= Requirements =
Copy every entry precisely.

━━━ Supplied records

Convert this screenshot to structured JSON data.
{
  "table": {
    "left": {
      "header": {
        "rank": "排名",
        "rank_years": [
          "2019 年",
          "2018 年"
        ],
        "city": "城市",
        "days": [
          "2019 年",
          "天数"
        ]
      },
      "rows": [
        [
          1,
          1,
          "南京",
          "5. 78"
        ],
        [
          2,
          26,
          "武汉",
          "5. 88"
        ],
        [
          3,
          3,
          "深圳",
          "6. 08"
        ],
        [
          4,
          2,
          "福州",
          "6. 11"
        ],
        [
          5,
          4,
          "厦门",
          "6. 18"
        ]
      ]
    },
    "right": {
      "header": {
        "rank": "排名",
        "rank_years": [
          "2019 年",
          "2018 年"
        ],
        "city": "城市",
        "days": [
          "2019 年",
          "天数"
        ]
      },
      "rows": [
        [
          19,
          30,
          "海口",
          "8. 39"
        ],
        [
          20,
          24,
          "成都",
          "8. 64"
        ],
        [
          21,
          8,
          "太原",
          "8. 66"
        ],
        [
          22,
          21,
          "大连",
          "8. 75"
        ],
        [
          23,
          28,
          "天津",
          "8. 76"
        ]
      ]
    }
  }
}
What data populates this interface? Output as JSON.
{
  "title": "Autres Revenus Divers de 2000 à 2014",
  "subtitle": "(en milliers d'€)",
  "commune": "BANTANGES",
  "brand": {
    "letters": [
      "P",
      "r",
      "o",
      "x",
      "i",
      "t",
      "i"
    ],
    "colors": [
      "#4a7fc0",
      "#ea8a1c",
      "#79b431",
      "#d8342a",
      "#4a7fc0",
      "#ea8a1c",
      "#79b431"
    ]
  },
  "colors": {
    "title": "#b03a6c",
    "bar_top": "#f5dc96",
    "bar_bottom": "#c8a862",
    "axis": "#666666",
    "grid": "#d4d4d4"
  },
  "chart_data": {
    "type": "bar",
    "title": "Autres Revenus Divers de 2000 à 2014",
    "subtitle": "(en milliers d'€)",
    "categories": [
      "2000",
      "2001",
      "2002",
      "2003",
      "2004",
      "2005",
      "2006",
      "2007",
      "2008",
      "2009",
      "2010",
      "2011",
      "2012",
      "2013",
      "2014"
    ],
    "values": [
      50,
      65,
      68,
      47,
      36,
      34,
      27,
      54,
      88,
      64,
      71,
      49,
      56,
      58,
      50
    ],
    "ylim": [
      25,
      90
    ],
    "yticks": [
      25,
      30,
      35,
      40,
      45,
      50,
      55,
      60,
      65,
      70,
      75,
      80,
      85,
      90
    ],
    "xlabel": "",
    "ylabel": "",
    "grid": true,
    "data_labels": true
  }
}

━━━━━━

= Output =
Convert this screenshot to structured JSON data.
{
  "table": {
    "left": {
      "header": {
        "rank": "排名",
        "rank_years": [
          "2019 年",
          "2018 年"
        ],
        "city": "城市",
        "days": [
          "2019 年",
          "天数"
        ]
      },
      "rows": [
        [
          1,
          1,
          "南京",
          "5. 78"
        ],
        [
          2,
          26,
          "武汉",
          "5. 88"
        ],
        [
          3,
          3,
          "深圳",
          "6. 08"
        ],
        [
          4,
          2,
          "福州",
          "6. 11"
        ],
        [
          5,
          4,
          "厦门",
          "6. 18"
        ]
      ]
    },
    "right": {
      "header": {
        "rank": "排名",
        "rank_years": [
          "2019 年",
          "2018 年"
        ],
        "city": "城市",
        "days": [
          "2019 年",
          "天数"
        ]
      },
      "rows": [
        [
          19,
          30,
          "海口",
          "8. 39"
        ],
        [
          20,
          24,
          "成都",
          "8. 64"
        ],
        [
          21,
          8,
          "太原",
          "8. 66"
        ],
        [
          22,
          21,
          "大连",
          "8. 75"
        ],
        [
          23,
          28,
          "天津",
          "8. 76"
        ]
      ]
    }
  }
}
What data populates this interface? Output as JSON.
{
  "title": "Autres Revenus Divers de 2000 à 2014",
  "subtitle": "(en milliers d'€)",
  "commune": "BANTANGES",
  "brand": {
    "letters": [
      "P",
      "r",
      "o",
      "x",
      "i",
      "t",
      "i"
    ],
    "colors": [
      "#4a7fc0",
      "#ea8a1c",
      "#79b431",
      "#d8342a",
      "#4a7fc0",
      "#ea8a1c",
      "#79b431"
    ]
  },
  "colors": {
    "title": "#b03a6c",
    "bar_top": "#f5dc96",
    "bar_bottom": "#c8a862",
    "axis": "#666666",
    "grid": "#d4d4d4"
  },
  "chart_data": {
    "type": "bar",
    "title": "Autres Revenus Divers de 2000 à 2014",
    "subtitle": "(en milliers d'€)",
    "categories": [
      "2000",
      "2001",
      "2002",
      "2003",
      "2004",
      "2005",
      "2006",
      "2007",
      "2008",
      "2009",
      "2010",
      "2011",
      "2012",
      "2013",
      "2014"
    ],
    "values": [
      50,
      65,
      68,
      47,
      36,
      34,
      27,
      54,
      88,
      64,
      71,
      49,
      56,
      58,
      50
    ],
    "ylim": [
      25,
      90
    ],
    "yticks": [
      25,
      30,
      35,
      40,
      45,
      50,
      55,
      60,
      65,
      70,
      75,
      80,
      85,
      90
    ],
    "xlabel": "",
    "ylabel": "",
    "grid": true,
    "data_labels": true
  }
}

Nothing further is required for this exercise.